» 記述問題 1: プリンターの説明文によると、露光装置13はどのようにして潜像を形成しますか。
» 記述問題 2: プリンターの説明文のうち「プリンター1は、箱形の本体ハウジング2を備える。」で始まる段落を、主な内容を保ったまま箇条書きに書き直してください。

図1は、プリンター1の内部構成を模式的に示す正面図である。以下、
図1における紙面手前側をプリンター1の正面側(前側)とし、左右の向きはプリンター1を正面から見た方向を基準として説明する。各図において、U、Lo、L、R、Fr、Rrは、それぞれ上、下、左、右、前、後を示す。
【0017】
プリンター1は、箱形の本体ハウジング2を備える。本体ハウジング2には、給紙カセット3からシートSを搬送路8に送り出す給紙ローラー5と、シートSにトナー像を形成する作像装置6と、トナー像をシートSに定着させる定着装置7と、トナー像が定着されたシートSを排出口15から排出トレイ4に排出する排出ローラー16と、が収容されている。
【0018】
作像装置6は、ドラムユニット12と、露光装置13と、現像剤容器10と、中間転写ベルト11と、二次転写ローラー14と、を備える。ドラムユニット12は、回転駆動される感光体ドラムと、感光体ドラムを帯電させる帯電装置と、露光装置13によって感光体ドラムに形成された潜像をトナーで現像することでトナー像を形成する現像装置と、トナー像を中間転写ベルト11に転写する一次転写ローラーと、感光体ドラムの表面を清掃するクリーニング装置と、を備える。露光装置13は、画像データに基づくレーザー光を感光体ドラムに照射することで潜像を形成する。現像剤容器10は、トナーを含む現像剤を収容し、現像剤を現像装置に供給する。中間転写ベルト11は、駆動ローラーと従動ローラーとに巻き掛けられている。二次転写ローラー14は、中間転写ベルト11上のトナー像をシートSに転写する。プリンター1は、4組のドラムユニット12及び現像剤容器10を備える。4つの現像剤容器10は、互いに異なる色のトナーを含む現像剤を収容し、4つのドラムユニット12は、互いに異なる色のトナー像を中間転写ベルト11に重ねて転写する。なお、1乃至3組又は5組以上のドラムユニット12及び現像剤容器10を備えるプリンター1に本発明が適用されてもよい。

» 提供データ:
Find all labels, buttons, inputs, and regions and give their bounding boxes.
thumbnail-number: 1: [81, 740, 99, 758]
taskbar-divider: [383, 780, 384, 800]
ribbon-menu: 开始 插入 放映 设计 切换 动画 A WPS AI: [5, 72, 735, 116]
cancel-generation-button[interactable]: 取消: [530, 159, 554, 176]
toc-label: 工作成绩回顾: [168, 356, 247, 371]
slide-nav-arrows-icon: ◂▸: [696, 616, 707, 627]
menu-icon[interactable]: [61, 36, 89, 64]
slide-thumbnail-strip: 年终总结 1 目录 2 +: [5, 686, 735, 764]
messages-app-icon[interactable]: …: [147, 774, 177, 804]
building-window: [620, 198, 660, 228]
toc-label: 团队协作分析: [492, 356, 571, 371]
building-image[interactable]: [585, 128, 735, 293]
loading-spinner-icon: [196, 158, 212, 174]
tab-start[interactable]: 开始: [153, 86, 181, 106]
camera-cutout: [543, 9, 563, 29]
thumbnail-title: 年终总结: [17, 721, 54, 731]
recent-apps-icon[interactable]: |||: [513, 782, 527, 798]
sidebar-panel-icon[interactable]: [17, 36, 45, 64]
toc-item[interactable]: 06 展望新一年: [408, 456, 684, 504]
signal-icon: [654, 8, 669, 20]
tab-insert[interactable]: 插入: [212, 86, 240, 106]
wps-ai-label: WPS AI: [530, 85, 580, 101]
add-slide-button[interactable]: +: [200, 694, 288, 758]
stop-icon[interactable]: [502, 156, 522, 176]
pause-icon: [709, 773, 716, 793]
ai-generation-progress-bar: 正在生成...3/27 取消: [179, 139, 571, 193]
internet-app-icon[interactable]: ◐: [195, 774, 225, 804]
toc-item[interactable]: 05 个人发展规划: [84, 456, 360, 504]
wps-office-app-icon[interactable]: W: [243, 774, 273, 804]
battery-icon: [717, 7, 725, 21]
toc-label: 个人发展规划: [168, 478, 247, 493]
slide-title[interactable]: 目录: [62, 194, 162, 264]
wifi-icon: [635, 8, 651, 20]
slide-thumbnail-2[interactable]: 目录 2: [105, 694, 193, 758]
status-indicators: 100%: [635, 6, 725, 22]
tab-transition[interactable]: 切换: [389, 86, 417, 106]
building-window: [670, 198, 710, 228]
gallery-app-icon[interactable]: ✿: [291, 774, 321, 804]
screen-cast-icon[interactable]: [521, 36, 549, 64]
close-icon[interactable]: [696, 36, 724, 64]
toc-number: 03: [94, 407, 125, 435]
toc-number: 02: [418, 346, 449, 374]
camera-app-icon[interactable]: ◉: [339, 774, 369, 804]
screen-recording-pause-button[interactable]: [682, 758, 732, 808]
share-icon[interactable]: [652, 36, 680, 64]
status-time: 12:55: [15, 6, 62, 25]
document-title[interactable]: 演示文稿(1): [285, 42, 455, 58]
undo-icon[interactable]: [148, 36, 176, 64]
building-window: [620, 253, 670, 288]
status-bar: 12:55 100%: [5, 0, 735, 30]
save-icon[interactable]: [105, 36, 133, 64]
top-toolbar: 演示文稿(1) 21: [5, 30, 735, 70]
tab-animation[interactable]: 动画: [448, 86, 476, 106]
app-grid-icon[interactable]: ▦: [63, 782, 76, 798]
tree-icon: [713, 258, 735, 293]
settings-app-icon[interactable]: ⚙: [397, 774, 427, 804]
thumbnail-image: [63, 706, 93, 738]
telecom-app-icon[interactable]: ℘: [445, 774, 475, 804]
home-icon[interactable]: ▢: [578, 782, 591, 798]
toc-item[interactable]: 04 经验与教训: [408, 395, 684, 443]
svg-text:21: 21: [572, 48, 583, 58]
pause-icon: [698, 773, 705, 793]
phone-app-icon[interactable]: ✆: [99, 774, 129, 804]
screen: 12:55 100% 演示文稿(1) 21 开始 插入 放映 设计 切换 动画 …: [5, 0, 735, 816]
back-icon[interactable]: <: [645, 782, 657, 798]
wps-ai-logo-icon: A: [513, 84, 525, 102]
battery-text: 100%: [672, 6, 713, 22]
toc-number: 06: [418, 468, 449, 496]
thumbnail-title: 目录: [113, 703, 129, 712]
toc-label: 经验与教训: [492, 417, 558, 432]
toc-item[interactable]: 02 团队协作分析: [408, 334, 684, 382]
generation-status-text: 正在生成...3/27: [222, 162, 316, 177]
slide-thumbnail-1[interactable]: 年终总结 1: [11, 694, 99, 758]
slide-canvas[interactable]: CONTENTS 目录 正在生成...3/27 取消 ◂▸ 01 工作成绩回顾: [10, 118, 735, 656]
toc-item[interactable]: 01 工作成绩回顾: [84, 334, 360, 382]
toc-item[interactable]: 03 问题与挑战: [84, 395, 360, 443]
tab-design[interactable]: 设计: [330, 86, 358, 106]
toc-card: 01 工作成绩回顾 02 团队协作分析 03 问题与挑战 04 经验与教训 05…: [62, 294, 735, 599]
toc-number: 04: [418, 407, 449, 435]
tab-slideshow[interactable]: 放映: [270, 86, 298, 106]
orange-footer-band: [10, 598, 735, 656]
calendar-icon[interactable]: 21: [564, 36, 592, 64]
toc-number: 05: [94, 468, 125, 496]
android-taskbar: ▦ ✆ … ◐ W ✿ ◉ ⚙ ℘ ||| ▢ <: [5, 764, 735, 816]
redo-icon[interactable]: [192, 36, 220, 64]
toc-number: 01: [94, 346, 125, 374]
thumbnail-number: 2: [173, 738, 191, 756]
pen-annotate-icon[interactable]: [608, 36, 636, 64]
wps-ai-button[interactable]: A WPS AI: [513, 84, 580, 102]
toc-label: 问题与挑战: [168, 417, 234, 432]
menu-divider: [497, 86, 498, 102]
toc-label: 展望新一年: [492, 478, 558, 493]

» 解答 1: 画像データに基づくレーザー光を感光体ドラムに照射することで潜像を形成します。

» 解答 2:
- プリンター1は箱形の本体ハウジング2を備える。
- 本体ハウジング2には次のものが収容されている。
  - 給紙ローラー5：給紙カセット3からシートSを搬送路8に送り出す
  - 作像装置6：シートSにトナー像を形成する
  - 定着装置7：トナー像をシートSに定着させる
  - 排出ローラー16：トナー像が定着されたシートSを排出口15から排出トレイ4に排出する